[start Text provided]

A recent RAND report, released just two days after Wikileaks opened its Vault 7 that detailed the CIA’s entire stockpile of vulnerabilities and their suite of cyber tools (also referred as exploits), seeks to establish a protocol and the advantages of state intelligence agencies maintaining classified vulnerability stockpiles. However, this report was let down by a poor data set and flawed assumptions. This is important because the strategic competition amongst Russia, China and the United States, as well as other major powers, continues unabated, with major consequences. And if US agencies deliberately maintain vulnerabilities it opens all of us up to exploits by other states and non-state actors.
These exploits can range in use and consequence and developers are engaged in an active arms race with the hackers who try to undermine the integrity of their software. This can have a wide range of consequences from someone’s system being locked away by a third party (Ransomware) to a complete failure of critical systems like the power grid or a large financial institution like Wall Street that might impact millions of people and disrupt a country’s normal functioning.
The RAND report aims to consider when and how a software vulnerability stockpile should be disclosed by the US intelligence community once they have discovered it. It targets policy makers and non-experts and aims to provide a baseline that could justify the stockpiling of zero day vulnerabilities (bugs that exist in a software that can allow some form of manipulation; zero day means they are not known to the public and hence are “alive”). It also considers how long should an agency stockpile them for and, provide an initial cost/benefit analysis involving the cost to develop exploits for such vulnerabilities and lifetime of that exploit.
The power of the Vault 7 release, along with the news that the Russians and Chinese had probably already had full access to the database of vulnerabilities held by the CIA, was to cause many people to doubt the CIA’s ability to consider such a cost benefit analysis in the interests of the vulnerable public.
The RAND report itself fails on many fronts; the premise, the data and its analysis.
The authors of the report follow four avenues of discussion:
The life status of the vulnerability (if it is “alive” and therefore exploitable and unknown to the public, or “dead” therefore known and/or not exploitable).
The longevity of the vulnerabilities (how long they last on average before being found or patched).
Collision rate (how often other researchers find the same vulnerability).
Cost of developing an exploit compared to the cost to counter/patch a vulnerability.
This list misses one critical aspect:
What might the consequences be of leaving vulnerabilities live?
This leaves the discussion incomplete, and the cost-benefit analysis meaningless.

[end Text provided]
[start Data excerpt]

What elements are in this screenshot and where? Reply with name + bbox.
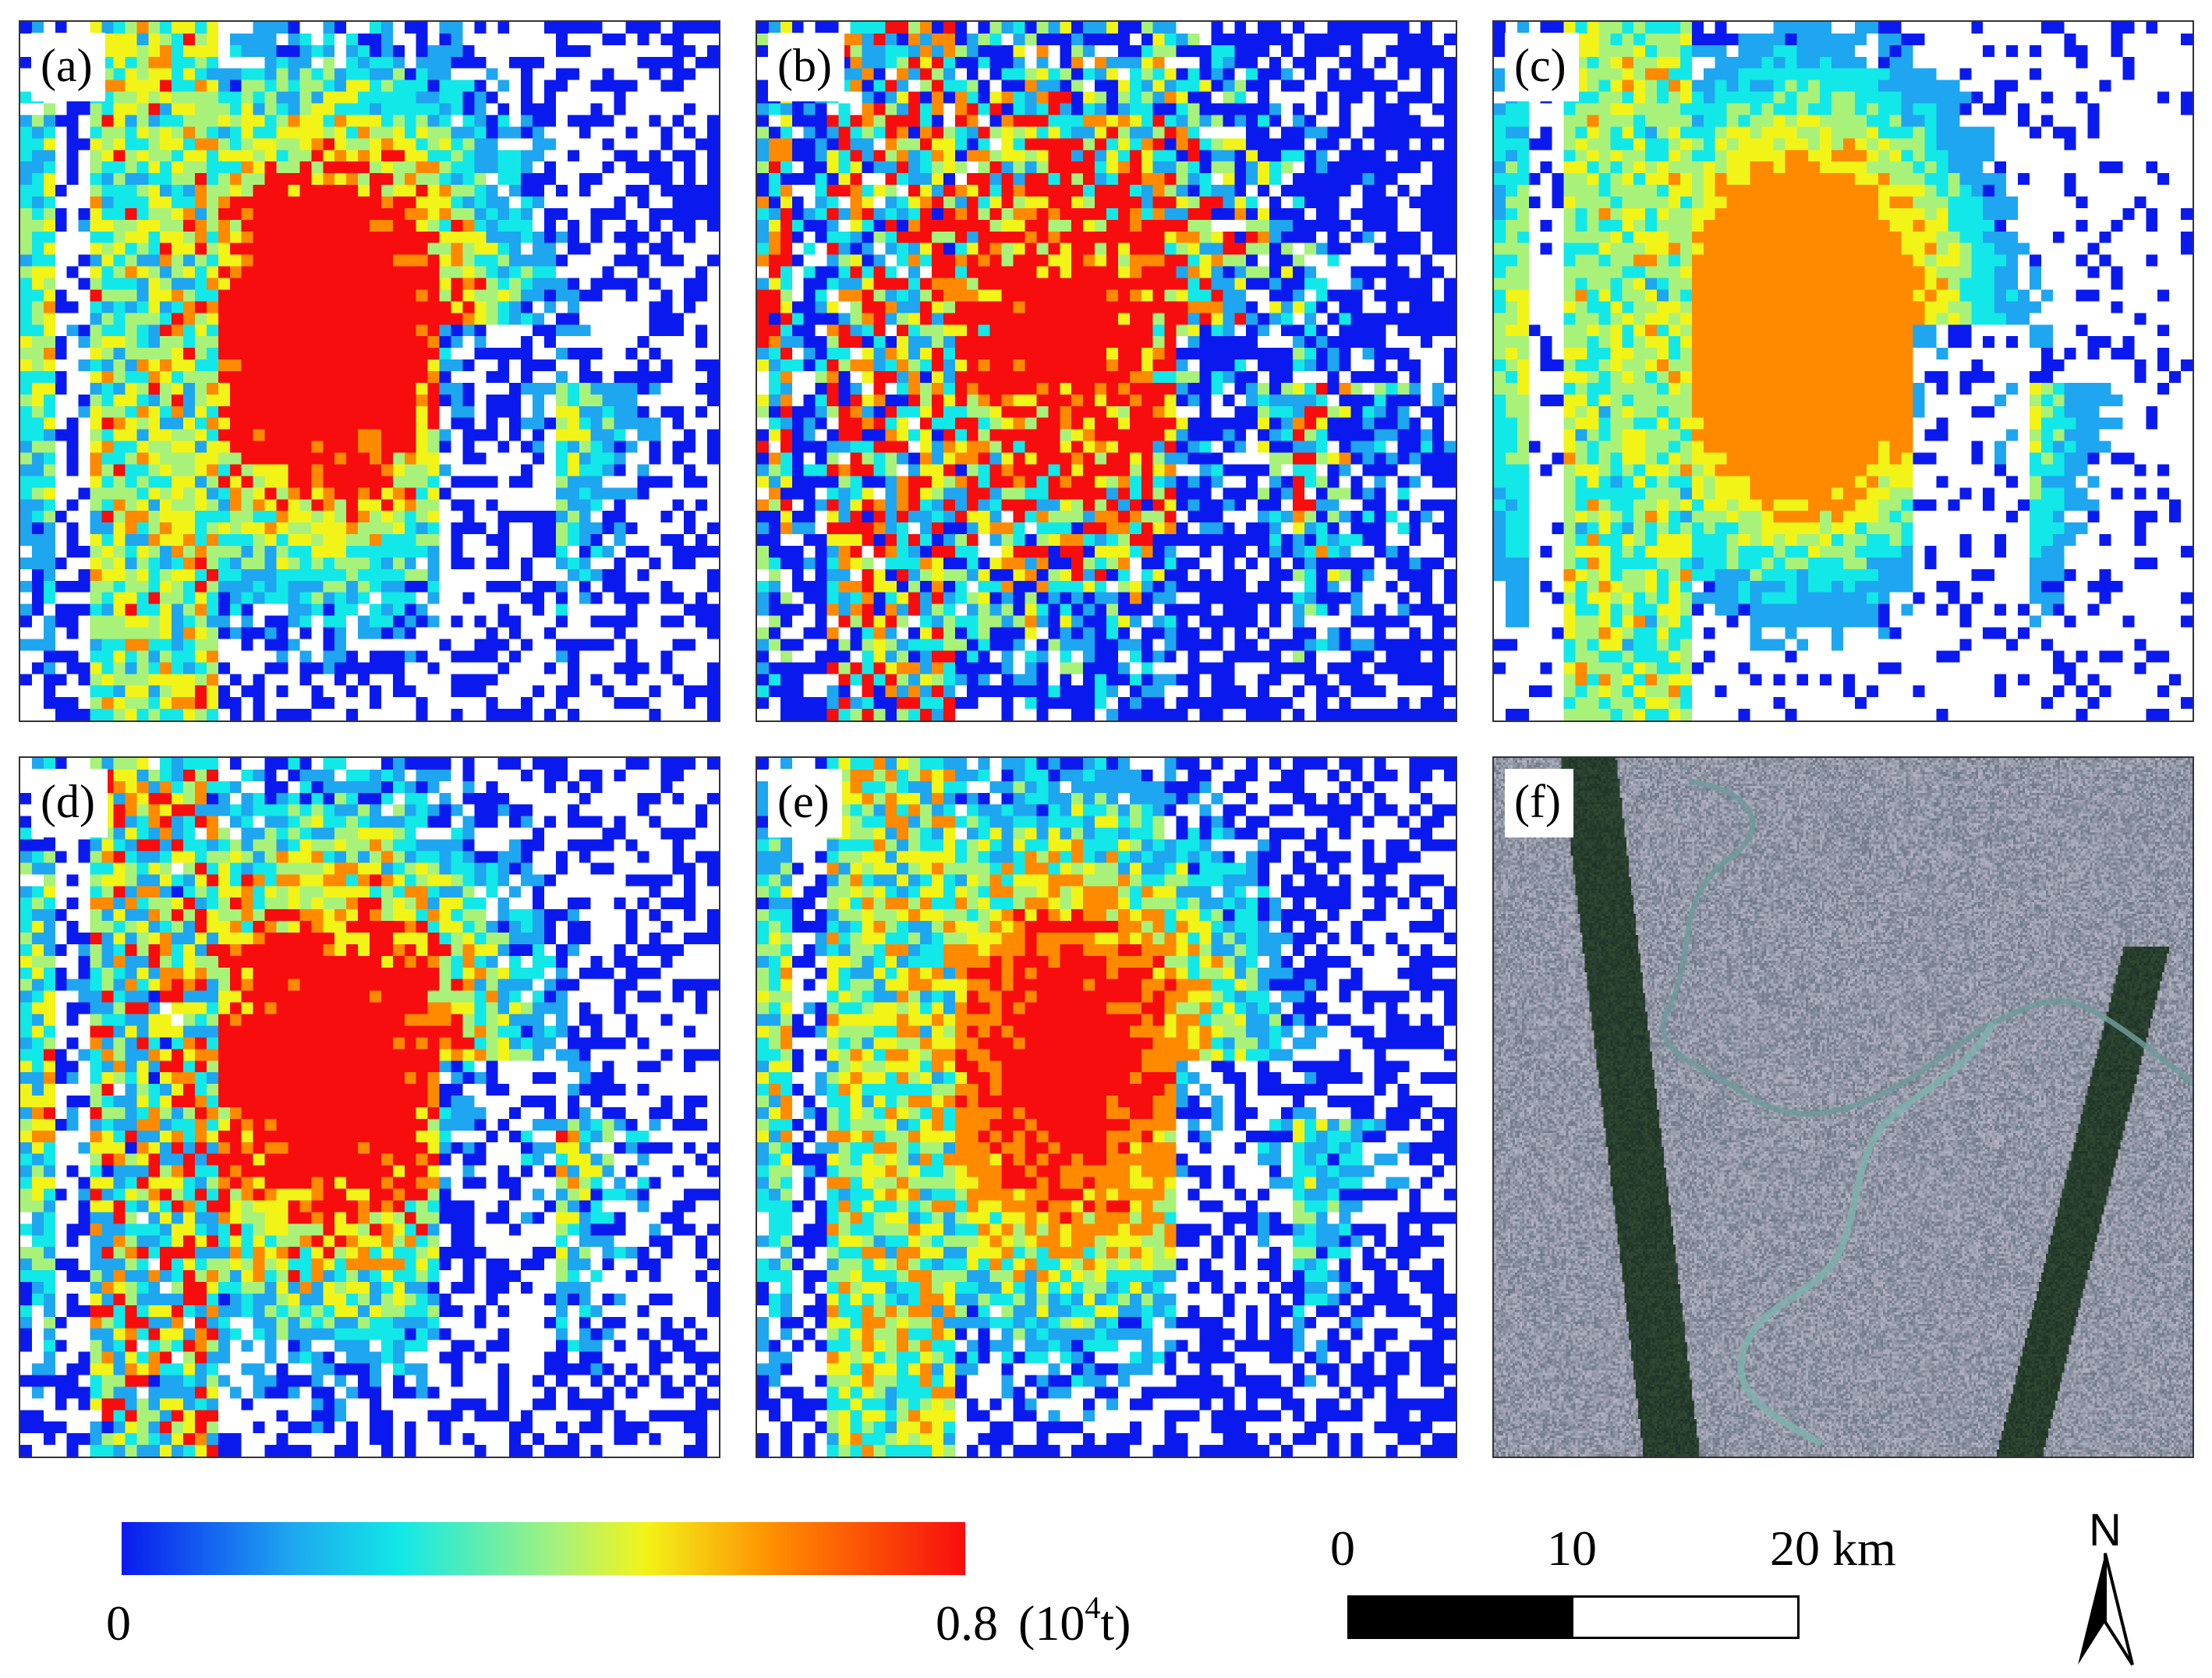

[end Data excerpt]

Your task: Can you print the section of the text on the RAND vulnerability report from "Cost of developing" to "cost-benefit analysis meaningless." without any changes?

Task answer:
Cost of developing an exploit compared to the cost to counter/patch a vulnerability.
This list misses one critical aspect:
What might the consequences be of leaving vulnerabilities live?
This leaves the discussion incomplete, and the cost-benefit analysis meaningless.